**Set problem:** Return the records in full, exactly as given.

※

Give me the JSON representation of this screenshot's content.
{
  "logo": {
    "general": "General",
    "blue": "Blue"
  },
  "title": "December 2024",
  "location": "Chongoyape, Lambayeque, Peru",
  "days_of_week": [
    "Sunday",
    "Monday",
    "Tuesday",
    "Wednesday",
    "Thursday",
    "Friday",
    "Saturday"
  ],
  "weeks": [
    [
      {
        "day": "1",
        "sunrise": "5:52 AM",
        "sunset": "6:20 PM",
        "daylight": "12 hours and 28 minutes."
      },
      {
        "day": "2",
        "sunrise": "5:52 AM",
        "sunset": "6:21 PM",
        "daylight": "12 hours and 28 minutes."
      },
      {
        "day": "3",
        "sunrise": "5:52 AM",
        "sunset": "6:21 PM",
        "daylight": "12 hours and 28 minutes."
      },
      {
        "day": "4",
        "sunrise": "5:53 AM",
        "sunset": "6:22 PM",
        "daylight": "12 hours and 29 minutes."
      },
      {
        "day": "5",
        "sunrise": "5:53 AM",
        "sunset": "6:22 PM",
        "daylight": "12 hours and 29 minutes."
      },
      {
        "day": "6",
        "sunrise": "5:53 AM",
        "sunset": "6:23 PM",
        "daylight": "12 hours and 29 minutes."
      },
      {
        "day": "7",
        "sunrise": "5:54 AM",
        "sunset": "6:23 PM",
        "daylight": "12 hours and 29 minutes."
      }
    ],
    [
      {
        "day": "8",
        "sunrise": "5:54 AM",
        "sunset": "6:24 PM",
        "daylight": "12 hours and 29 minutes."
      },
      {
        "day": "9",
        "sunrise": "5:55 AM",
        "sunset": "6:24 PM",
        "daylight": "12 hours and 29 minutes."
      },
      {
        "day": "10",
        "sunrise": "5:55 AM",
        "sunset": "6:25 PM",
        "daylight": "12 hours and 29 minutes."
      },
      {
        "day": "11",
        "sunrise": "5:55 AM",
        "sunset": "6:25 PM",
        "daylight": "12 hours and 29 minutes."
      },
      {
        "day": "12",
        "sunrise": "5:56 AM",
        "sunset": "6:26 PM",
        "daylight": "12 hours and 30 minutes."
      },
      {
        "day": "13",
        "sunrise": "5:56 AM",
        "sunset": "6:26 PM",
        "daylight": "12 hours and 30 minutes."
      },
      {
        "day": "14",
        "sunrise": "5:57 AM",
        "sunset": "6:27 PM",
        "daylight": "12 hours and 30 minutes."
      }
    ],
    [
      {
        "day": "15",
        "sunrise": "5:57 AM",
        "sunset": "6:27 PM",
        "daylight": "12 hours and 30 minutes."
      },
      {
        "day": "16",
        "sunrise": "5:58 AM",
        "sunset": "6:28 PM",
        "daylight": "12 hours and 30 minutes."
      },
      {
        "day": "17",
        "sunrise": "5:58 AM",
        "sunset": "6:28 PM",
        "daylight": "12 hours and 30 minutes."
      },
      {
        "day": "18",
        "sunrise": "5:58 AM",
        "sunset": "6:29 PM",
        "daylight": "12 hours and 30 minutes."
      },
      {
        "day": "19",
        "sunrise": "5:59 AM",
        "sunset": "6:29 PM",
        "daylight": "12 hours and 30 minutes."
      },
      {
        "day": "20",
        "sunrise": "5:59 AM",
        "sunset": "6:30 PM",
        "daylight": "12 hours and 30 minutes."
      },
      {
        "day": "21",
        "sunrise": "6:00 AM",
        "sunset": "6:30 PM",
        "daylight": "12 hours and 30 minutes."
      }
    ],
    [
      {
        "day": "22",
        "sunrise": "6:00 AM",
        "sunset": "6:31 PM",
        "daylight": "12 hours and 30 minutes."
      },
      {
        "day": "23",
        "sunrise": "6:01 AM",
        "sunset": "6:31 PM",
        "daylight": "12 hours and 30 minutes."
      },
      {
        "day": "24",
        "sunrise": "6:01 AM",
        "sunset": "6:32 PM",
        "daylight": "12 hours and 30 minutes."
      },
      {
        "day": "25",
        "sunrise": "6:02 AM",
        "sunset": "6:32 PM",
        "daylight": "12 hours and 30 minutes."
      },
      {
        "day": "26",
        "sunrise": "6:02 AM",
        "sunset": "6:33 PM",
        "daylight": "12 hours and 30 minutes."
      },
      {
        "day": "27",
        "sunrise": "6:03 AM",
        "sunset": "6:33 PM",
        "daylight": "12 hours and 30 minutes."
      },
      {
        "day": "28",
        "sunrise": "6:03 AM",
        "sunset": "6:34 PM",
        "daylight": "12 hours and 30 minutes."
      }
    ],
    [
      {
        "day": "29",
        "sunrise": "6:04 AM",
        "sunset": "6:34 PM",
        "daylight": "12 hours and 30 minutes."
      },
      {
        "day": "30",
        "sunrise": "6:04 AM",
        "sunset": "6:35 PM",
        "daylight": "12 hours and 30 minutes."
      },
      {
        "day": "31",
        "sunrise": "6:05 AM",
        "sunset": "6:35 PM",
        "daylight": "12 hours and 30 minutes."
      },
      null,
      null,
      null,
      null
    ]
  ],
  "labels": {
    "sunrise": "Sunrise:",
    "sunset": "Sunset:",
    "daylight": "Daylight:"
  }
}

※

**Complete answer:**
Give me the JSON representation of this screenshot's content.
{
  "logo": {
    "general": "General",
    "blue": "Blue"
  },
  "title": "December 2024",
  "location": "Chongoyape, Lambayeque, Peru",
  "days_of_week": [
    "Sunday",
    "Monday",
    "Tuesday",
    "Wednesday",
    "Thursday",
    "Friday",
    "Saturday"
  ],
  "weeks": [
    [
      {
        "day": "1",
        "sunrise": "5:52 AM",
        "sunset": "6:20 PM",
        "daylight": "12 hours and 28 minutes."
      },
      {
        "day": "2",
        "sunrise": "5:52 AM",
        "sunset": "6:21 PM",
        "daylight": "12 hours and 28 minutes."
      },
      {
        "day": "3",
        "sunrise": "5:52 AM",
        "sunset": "6:21 PM",
        "daylight": "12 hours and 28 minutes."
      },
      {
        "day": "4",
        "sunrise": "5:53 AM",
        "sunset": "6:22 PM",
        "daylight": "12 hours and 29 minutes."
      },
      {
        "day": "5",
        "sunrise": "5:53 AM",
        "sunset": "6:22 PM",
        "daylight": "12 hours and 29 minutes."
      },
      {
        "day": "6",
        "sunrise": "5:53 AM",
        "sunset": "6:23 PM",
        "daylight": "12 hours and 29 minutes."
      },
      {
        "day": "7",
        "sunrise": "5:54 AM",
        "sunset": "6:23 PM",
        "daylight": "12 hours and 29 minutes."
      }
    ],
    [
      {
        "day": "8",
        "sunrise": "5:54 AM",
        "sunset": "6:24 PM",
        "daylight": "12 hours and 29 minutes."
      },
      {
        "day": "9",
        "sunrise": "5:55 AM",
        "sunset": "6:24 PM",
        "daylight": "12 hours and 29 minutes."
      },
      {
        "day": "10",
        "sunrise": "5:55 AM",
        "sunset": "6:25 PM",
        "daylight": "12 hours and 29 minutes."
      },
      {
        "day": "11",
        "sunrise": "5:55 AM",
        "sunset": "6:25 PM",
        "daylight": "12 hours and 29 minutes."
      },
      {
        "day": "12",
        "sunrise": "5:56 AM",
        "sunset": "6:26 PM",
        "daylight": "12 hours and 30 minutes."
      },
      {
        "day": "13",
        "sunrise": "5:56 AM",
        "sunset": "6:26 PM",
        "daylight": "12 hours and 30 minutes."
      },
      {
        "day": "14",
        "sunrise": "5:57 AM",
        "sunset": "6:27 PM",
        "daylight": "12 hours and 30 minutes."
      }
    ],
    [
      {
        "day": "15",
        "sunrise": "5:57 AM",
        "sunset": "6:27 PM",
        "daylight": "12 hours and 30 minutes."
      },
      {
        "day": "16",
        "sunrise": "5:58 AM",
        "sunset": "6:28 PM",
        "daylight": "12 hours and 30 minutes."
      },
      {
        "day": "17",
        "sunrise": "5:58 AM",
        "sunset": "6:28 PM",
        "daylight": "12 hours and 30 minutes."
      },
      {
        "day": "18",
        "sunrise": "5:58 AM",
        "sunset": "6:29 PM",
        "daylight": "12 hours and 30 minutes."
      },
      {
        "day": "19",
        "sunrise": "5:59 AM",
        "sunset": "6:29 PM",
        "daylight": "12 hours and 30 minutes."
      },
      {
        "day": "20",
        "sunrise": "5:59 AM",
        "sunset": "6:30 PM",
        "daylight": "12 hours and 30 minutes."
      },
      {
        "day": "21",
        "sunrise": "6:00 AM",
        "sunset": "6:30 PM",
        "daylight": "12 hours and 30 minutes."
      }
    ],
    [
      {
        "day": "22",
        "sunrise": "6:00 AM",
        "sunset": "6:31 PM",
        "daylight": "12 hours and 30 minutes."
      },
      {
        "day": "23",
        "sunrise": "6:01 AM",
        "sunset": "6:31 PM",
        "daylight": "12 hours and 30 minutes."
      },
      {
        "day": "24",
        "sunrise": "6:01 AM",
        "sunset": "6:32 PM",
        "daylight": "12 hours and 30 minutes."
      },
      {
        "day": "25",
        "sunrise": "6:02 AM",
        "sunset": "6:32 PM",
        "daylight": "12 hours and 30 minutes."
      },
      {
        "day": "26",
        "sunrise": "6:02 AM",
        "sunset": "6:33 PM",
        "daylight": "12 hours and 30 minutes."
      },
      {
        "day": "27",
        "sunrise": "6:03 AM",
        "sunset": "6:33 PM",
        "daylight": "12 hours and 30 minutes."
      },
      {
        "day": "28",
        "sunrise": "6:03 AM",
        "sunset": "6:34 PM",
        "daylight": "12 hours and 30 minutes."
      }
    ],
    [
      {
        "day": "29",
        "sunrise": "6:04 AM",
        "sunset": "6:34 PM",
        "daylight": "12 hours and 30 minutes."
      },
      {
        "day": "30",
        "sunrise": "6:04 AM",
        "sunset": "6:35 PM",
        "daylight": "12 hours and 30 minutes."
      },
      {
        "day": "31",
        "sunrise": "6:05 AM",
        "sunset": "6:35 PM",
        "daylight": "12 hours and 30 minutes."
      },
      null,
      null,
      null,
      null
    ]
  ],
  "labels": {
    "sunrise": "Sunrise:",
    "sunset": "Sunset:",
    "daylight": "Daylight:"
  }
}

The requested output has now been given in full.